▸ **Work required**: Transcribe the listing below line by line, with no changes to any character.

▸ **The records**:
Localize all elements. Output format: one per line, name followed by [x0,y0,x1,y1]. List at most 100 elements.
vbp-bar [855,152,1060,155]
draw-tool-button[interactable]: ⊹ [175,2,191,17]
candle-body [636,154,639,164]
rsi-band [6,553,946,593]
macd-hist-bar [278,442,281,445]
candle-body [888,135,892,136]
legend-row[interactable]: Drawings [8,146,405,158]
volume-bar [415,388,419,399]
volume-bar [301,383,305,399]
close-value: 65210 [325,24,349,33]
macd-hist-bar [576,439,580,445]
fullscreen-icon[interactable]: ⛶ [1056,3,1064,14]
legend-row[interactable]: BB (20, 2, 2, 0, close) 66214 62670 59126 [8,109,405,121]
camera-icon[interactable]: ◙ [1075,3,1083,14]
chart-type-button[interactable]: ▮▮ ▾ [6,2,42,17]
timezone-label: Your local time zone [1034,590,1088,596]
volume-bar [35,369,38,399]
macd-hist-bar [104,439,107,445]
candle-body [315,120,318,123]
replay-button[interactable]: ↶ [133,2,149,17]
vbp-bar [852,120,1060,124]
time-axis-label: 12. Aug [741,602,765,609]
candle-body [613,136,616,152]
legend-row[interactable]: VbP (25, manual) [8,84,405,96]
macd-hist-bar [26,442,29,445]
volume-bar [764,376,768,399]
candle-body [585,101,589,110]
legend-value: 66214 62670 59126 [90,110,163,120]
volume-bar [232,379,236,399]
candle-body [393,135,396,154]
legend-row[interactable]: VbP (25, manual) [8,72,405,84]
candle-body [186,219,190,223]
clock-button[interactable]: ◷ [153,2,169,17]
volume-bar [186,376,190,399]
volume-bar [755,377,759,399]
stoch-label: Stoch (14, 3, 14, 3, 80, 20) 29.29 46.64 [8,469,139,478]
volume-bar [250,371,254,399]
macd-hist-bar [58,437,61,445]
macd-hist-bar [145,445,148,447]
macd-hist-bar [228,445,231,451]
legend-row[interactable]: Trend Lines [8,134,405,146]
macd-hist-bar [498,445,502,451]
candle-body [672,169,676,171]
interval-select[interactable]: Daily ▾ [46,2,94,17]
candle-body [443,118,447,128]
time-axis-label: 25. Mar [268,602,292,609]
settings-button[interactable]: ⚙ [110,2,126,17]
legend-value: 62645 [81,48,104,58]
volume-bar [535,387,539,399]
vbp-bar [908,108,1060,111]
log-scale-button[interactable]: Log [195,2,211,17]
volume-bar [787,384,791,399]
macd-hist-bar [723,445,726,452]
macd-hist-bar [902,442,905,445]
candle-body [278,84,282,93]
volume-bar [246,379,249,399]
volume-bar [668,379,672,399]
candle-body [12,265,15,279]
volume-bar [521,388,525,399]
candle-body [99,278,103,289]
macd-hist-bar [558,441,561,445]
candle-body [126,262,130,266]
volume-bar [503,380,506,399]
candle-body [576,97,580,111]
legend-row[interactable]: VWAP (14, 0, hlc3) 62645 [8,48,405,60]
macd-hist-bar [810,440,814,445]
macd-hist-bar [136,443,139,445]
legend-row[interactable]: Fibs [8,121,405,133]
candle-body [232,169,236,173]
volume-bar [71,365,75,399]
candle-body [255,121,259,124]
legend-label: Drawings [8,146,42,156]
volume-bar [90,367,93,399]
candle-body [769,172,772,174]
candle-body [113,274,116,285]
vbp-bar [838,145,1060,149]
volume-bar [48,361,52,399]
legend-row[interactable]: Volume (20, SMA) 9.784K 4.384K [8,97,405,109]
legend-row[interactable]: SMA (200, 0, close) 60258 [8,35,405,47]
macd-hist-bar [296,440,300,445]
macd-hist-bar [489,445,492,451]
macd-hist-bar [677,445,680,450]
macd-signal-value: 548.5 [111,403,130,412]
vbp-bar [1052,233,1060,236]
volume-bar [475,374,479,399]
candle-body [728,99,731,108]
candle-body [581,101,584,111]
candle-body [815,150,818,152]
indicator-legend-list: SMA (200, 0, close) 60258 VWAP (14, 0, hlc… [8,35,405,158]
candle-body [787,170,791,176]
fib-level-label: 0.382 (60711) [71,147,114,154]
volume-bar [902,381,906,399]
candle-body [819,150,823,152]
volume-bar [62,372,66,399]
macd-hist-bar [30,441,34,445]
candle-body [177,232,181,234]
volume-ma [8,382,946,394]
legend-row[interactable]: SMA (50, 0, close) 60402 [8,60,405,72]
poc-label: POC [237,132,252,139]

▸ **Result of this exercise**:
Localize all elements. Output format: one per line, name followed by [x0,y0,x1,y1]. List at most 100 elements.
vbp-bar [855,152,1060,155]
draw-tool-button[interactable]: ⊹ [175,2,191,17]
candle-body [636,154,639,164]
rsi-band [6,553,946,593]
macd-hist-bar [278,442,281,445]
candle-body [888,135,892,136]
legend-row[interactable]: Drawings [8,146,405,158]
volume-bar [415,388,419,399]
volume-bar [301,383,305,399]
close-value: 65210 [325,24,349,33]
macd-hist-bar [576,439,580,445]
fullscreen-icon[interactable]: ⛶ [1056,3,1064,14]
legend-row[interactable]: BB (20, 2, 2, 0, close) 66214 62670 59126 [8,109,405,121]
camera-icon[interactable]: ◙ [1075,3,1083,14]
chart-type-button[interactable]: ▮▮ ▾ [6,2,42,17]
timezone-label: Your local time zone [1034,590,1088,596]
volume-bar [35,369,38,399]
macd-hist-bar [104,439,107,445]
candle-body [315,120,318,123]
replay-button[interactable]: ↶ [133,2,149,17]
vbp-bar [852,120,1060,124]
time-axis-label: 12. Aug [741,602,765,609]
candle-body [613,136,616,152]
legend-row[interactable]: VbP (25, manual) [8,84,405,96]
macd-hist-bar [26,442,29,445]
volume-bar [764,376,768,399]
candle-body [585,101,589,110]
legend-value: 66214 62670 59126 [90,110,163,120]
volume-bar [232,379,236,399]
candle-body [393,135,396,154]
legend-row[interactable]: VbP (25, manual) [8,72,405,84]
candle-body [186,219,190,223]
clock-button[interactable]: ◷ [153,2,169,17]
volume-bar [186,376,190,399]
volume-bar [755,377,759,399]
stoch-label: Stoch (14, 3, 14, 3, 80, 20) 29.29 46.64 [8,469,139,478]
volume-bar [250,371,254,399]
macd-hist-bar [58,437,61,445]
macd-hist-bar [145,445,148,447]
macd-hist-bar [228,445,231,451]
legend-row[interactable]: Trend Lines [8,134,405,146]
macd-hist-bar [498,445,502,451]
candle-body [672,169,676,171]
interval-select[interactable]: Daily ▾ [46,2,94,17]
candle-body [443,118,447,128]
time-axis-label: 25. Mar [268,602,292,609]
settings-button[interactable]: ⚙ [110,2,126,17]
legend-value: 62645 [81,48,104,58]
volume-bar [535,387,539,399]
vbp-bar [908,108,1060,111]
log-scale-button[interactable]: Log [195,2,211,17]
volume-bar [787,384,791,399]
macd-hist-bar [723,445,726,452]
macd-hist-bar [902,442,905,445]
candle-body [278,84,282,93]
volume-bar [246,379,249,399]
volume-bar [668,379,672,399]
candle-body [12,265,15,279]
volume-bar [521,388,525,399]
candle-body [99,278,103,289]
macd-hist-bar [558,441,561,445]
candle-body [126,262,130,266]
volume-bar [503,380,506,399]
candle-body [576,97,580,111]
legend-row[interactable]: VWAP (14, 0, hlc3) 62645 [8,48,405,60]
macd-hist-bar [810,440,814,445]
macd-hist-bar [136,443,139,445]
legend-row[interactable]: Fibs [8,121,405,133]
candle-body [232,169,236,173]
volume-bar [71,365,75,399]
candle-body [255,121,259,124]
legend-label: Drawings [8,146,42,156]
volume-bar [90,367,93,399]
candle-body [769,172,772,174]
candle-body [113,274,116,285]
vbp-bar [838,145,1060,149]
volume-bar [48,361,52,399]
legend-row[interactable]: Volume (20, SMA) 9.784K 4.384K [8,97,405,109]
legend-row[interactable]: SMA (200, 0, close) 60258 [8,35,405,47]
macd-hist-bar [296,440,300,445]
macd-hist-bar [489,445,492,451]
macd-hist-bar [677,445,680,450]
macd-signal-value: 548.5 [111,403,130,412]
vbp-bar [1052,233,1060,236]
volume-bar [475,374,479,399]
candle-body [728,99,731,108]
candle-body [581,101,584,111]
candle-body [815,150,818,152]
indicator-legend-list: SMA (200, 0, close) 60258 VWAP (14, 0, hlc… [8,35,405,158]
candle-body [787,170,791,176]
fib-level-label: 0.382 (60711) [71,147,114,154]
volume-bar [902,381,906,399]
candle-body [819,150,823,152]
volume-bar [62,372,66,399]
macd-hist-bar [30,441,34,445]
candle-body [177,232,181,234]
volume-ma [8,382,946,394]
legend-row[interactable]: SMA (50, 0, close) 60402 [8,60,405,72]
poc-label: POC [237,132,252,139]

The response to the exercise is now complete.